#### EXERCISE MATERIALS:
┄┄┄┄┄┄┄┄┄┄

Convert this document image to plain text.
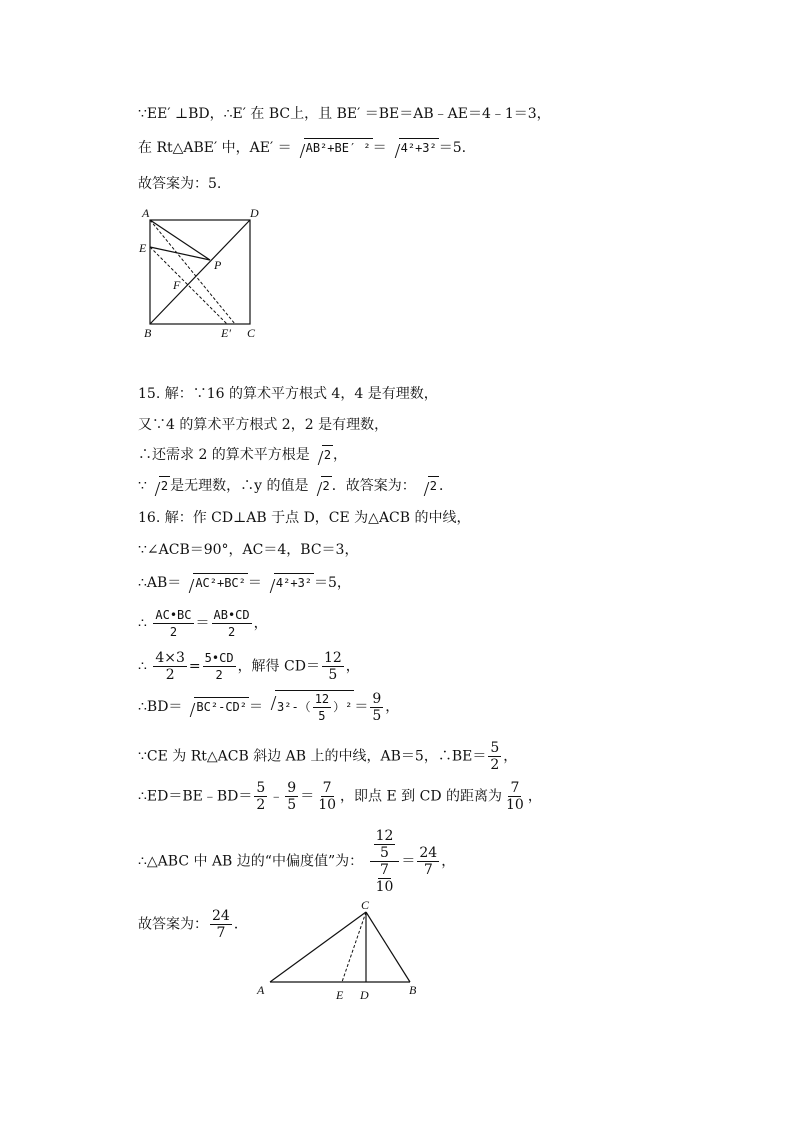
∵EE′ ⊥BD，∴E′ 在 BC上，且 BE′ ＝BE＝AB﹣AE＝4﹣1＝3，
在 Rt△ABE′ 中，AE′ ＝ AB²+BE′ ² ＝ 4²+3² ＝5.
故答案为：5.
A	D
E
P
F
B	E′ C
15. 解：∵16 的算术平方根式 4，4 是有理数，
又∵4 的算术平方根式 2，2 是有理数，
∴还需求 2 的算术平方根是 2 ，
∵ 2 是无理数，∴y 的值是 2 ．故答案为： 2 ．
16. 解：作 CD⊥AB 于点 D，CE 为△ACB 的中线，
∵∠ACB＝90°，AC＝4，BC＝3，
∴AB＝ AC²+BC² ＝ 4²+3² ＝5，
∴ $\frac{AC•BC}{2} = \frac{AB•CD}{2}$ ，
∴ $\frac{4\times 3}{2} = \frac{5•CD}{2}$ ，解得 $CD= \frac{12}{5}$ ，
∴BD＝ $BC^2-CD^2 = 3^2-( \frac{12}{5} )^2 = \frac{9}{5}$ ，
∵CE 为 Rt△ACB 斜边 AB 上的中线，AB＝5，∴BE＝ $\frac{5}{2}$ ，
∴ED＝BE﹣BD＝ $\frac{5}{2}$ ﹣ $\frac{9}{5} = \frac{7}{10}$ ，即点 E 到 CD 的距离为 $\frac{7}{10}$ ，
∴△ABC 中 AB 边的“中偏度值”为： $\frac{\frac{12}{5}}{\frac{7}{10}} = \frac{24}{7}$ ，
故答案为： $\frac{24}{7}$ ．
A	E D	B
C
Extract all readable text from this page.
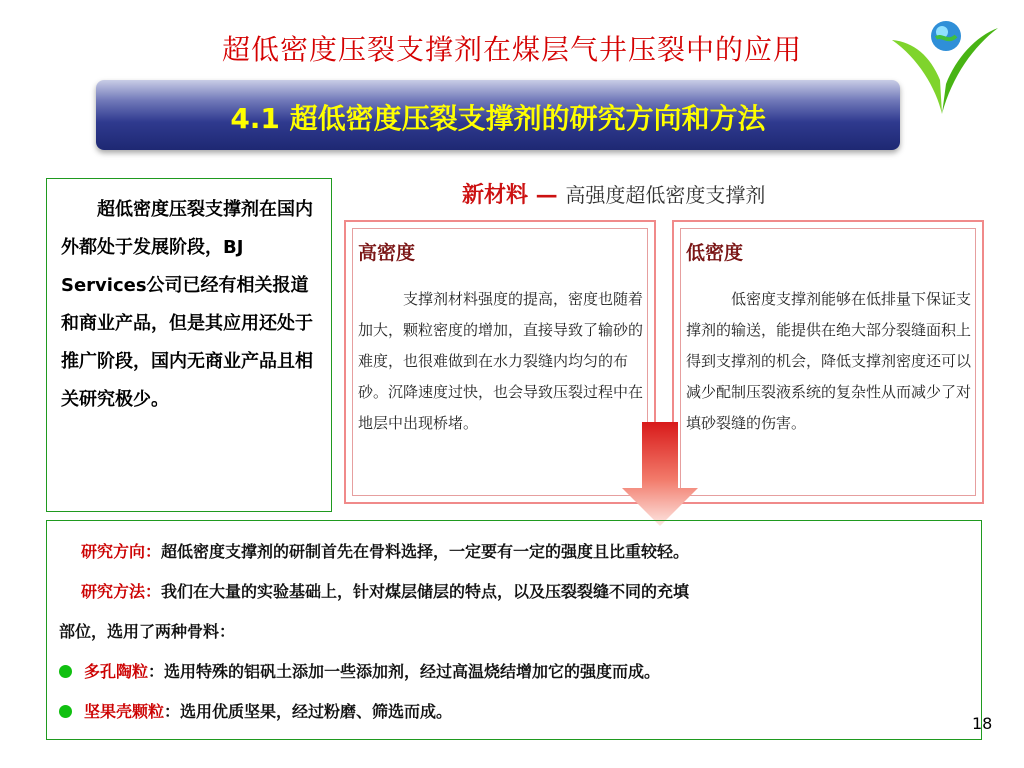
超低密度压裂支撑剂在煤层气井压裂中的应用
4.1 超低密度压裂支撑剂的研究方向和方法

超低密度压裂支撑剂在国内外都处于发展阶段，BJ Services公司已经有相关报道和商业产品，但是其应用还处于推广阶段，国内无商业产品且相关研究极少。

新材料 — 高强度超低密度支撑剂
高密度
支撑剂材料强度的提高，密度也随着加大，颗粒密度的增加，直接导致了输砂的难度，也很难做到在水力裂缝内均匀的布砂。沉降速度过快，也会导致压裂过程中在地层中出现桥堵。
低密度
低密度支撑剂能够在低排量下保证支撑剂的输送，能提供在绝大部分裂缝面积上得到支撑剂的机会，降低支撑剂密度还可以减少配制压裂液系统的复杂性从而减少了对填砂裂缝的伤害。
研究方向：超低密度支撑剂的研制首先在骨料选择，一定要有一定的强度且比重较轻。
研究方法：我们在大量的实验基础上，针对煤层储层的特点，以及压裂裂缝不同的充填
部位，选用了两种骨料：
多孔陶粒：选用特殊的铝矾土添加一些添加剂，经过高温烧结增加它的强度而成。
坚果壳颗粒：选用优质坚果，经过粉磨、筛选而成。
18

┄┄┄┄┄┄┄┄┄┄

#### TASK DESCRIPTION:
Make an exact copy of all the material, but keep the pictures out of it.

#### SOLVED EXERCISE:
Convert this document image to plain text.
∵EE′ ⊥BD，∴E′ 在 BC上，且 BE′ ＝BE＝AB﹣AE＝4﹣1＝3，
在 Rt△ABE′ 中，AE′ ＝ AB²+BE′ ² ＝ 4²+3² ＝5.
故答案为：5.
A	D
E
P
F
B	E′ C
15. 解：∵16 的算术平方根式 4，4 是有理数，
又∵4 的算术平方根式 2，2 是有理数，
∴还需求 2 的算术平方根是 2 ，
∵ 2 是无理数，∴y 的值是 2 ．故答案为： 2 ．
16. 解：作 CD⊥AB 于点 D，CE 为△ACB 的中线，
∵∠ACB＝90°，AC＝4，BC＝3，
∴AB＝ AC²+BC² ＝ 4²+3² ＝5，
∴ $\frac{AC•BC}{2} = \frac{AB•CD}{2}$ ，
∴ $\frac{4\times 3}{2} = \frac{5•CD}{2}$ ，解得 $CD= \frac{12}{5}$ ，
∴BD＝ $BC^2-CD^2 = 3^2-( \frac{12}{5} )^2 = \frac{9}{5}$ ，
∵CE 为 Rt△ACB 斜边 AB 上的中线，AB＝5，∴BE＝ $\frac{5}{2}$ ，
∴ED＝BE﹣BD＝ $\frac{5}{2}$ ﹣ $\frac{9}{5} = \frac{7}{10}$ ，即点 E 到 CD 的距离为 $\frac{7}{10}$ ，
∴△ABC 中 AB 边的“中偏度值”为： $\frac{\frac{12}{5}}{\frac{7}{10}} = \frac{24}{7}$ ，
故答案为： $\frac{24}{7}$ ．
A	E D	B
C
Extract all readable text from this page.
超低密度压裂支撑剂在煤层气井压裂中的应用
4.1 超低密度压裂支撑剂的研究方向和方法

超低密度压裂支撑剂在国内外都处于发展阶段，BJ Services公司已经有相关报道和商业产品，但是其应用还处于推广阶段，国内无商业产品且相关研究极少。

新材料 — 高强度超低密度支撑剂
高密度
支撑剂材料强度的提高，密度也随着加大，颗粒密度的增加，直接导致了输砂的难度，也很难做到在水力裂缝内均匀的布砂。沉降速度过快，也会导致压裂过程中在地层中出现桥堵。
低密度
低密度支撑剂能够在低排量下保证支撑剂的输送，能提供在绝大部分裂缝面积上得到支撑剂的机会，降低支撑剂密度还可以减少配制压裂液系统的复杂性从而减少了对填砂裂缝的伤害。
研究方向：超低密度支撑剂的研制首先在骨料选择，一定要有一定的强度且比重较轻。
研究方法：我们在大量的实验基础上，针对煤层储层的特点，以及压裂裂缝不同的充填
部位，选用了两种骨料：
多孔陶粒：选用特殊的铝矾土添加一些添加剂，经过高温烧结增加它的强度而成。
坚果壳颗粒：选用优质坚果，经过粉磨、筛选而成。
18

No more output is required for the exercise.